[begin Information shown]

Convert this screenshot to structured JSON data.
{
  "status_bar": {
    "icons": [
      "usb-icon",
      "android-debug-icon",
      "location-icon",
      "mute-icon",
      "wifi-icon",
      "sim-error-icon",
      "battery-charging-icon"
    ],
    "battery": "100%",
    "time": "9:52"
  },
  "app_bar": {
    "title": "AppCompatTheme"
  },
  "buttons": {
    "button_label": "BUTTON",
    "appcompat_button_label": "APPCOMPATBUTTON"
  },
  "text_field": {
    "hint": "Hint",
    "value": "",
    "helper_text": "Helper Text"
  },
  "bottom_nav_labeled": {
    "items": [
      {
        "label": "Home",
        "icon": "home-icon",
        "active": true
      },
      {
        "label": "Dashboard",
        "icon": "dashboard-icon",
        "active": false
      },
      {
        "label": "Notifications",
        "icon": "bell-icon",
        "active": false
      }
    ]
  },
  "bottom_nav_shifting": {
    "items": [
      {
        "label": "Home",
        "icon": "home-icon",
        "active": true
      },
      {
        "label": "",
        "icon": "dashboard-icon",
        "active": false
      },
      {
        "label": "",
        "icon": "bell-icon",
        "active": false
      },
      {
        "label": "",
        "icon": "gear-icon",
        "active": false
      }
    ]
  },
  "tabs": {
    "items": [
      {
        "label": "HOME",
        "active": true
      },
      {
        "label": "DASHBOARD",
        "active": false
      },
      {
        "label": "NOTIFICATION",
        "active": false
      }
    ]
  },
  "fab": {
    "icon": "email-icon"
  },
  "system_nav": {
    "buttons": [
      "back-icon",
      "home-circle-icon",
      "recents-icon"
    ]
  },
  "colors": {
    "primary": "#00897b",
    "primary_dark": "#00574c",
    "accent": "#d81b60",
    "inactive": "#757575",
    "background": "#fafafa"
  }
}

[end Information shown]

- Goal -
Retype every entry word for word.

- Full answer -
Convert this screenshot to structured JSON data.
{
  "status_bar": {
    "icons": [
      "usb-icon",
      "android-debug-icon",
      "location-icon",
      "mute-icon",
      "wifi-icon",
      "sim-error-icon",
      "battery-charging-icon"
    ],
    "battery": "100%",
    "time": "9:52"
  },
  "app_bar": {
    "title": "AppCompatTheme"
  },
  "buttons": {
    "button_label": "BUTTON",
    "appcompat_button_label": "APPCOMPATBUTTON"
  },
  "text_field": {
    "hint": "Hint",
    "value": "",
    "helper_text": "Helper Text"
  },
  "bottom_nav_labeled": {
    "items": [
      {
        "label": "Home",
        "icon": "home-icon",
        "active": true
      },
      {
        "label": "Dashboard",
        "icon": "dashboard-icon",
        "active": false
      },
      {
        "label": "Notifications",
        "icon": "bell-icon",
        "active": false
      }
    ]
  },
  "bottom_nav_shifting": {
    "items": [
      {
        "label": "Home",
        "icon": "home-icon",
        "active": true
      },
      {
        "label": "",
        "icon": "dashboard-icon",
        "active": false
      },
      {
        "label": "",
        "icon": "bell-icon",
        "active": false
      },
      {
        "label": "",
        "icon": "gear-icon",
        "active": false
      }
    ]
  },
  "tabs": {
    "items": [
      {
        "label": "HOME",
        "active": true
      },
      {
        "label": "DASHBOARD",
        "active": false
      },
      {
        "label": "NOTIFICATION",
        "active": false
      }
    ]
  },
  "fab": {
    "icon": "email-icon"
  },
  "system_nav": {
    "buttons": [
      "back-icon",
      "home-circle-icon",
      "recents-icon"
    ]
  },
  "colors": {
    "primary": "#00897b",
    "primary_dark": "#00574c",
    "accent": "#d81b60",
    "inactive": "#757575",
    "background": "#fafafa"
  }
}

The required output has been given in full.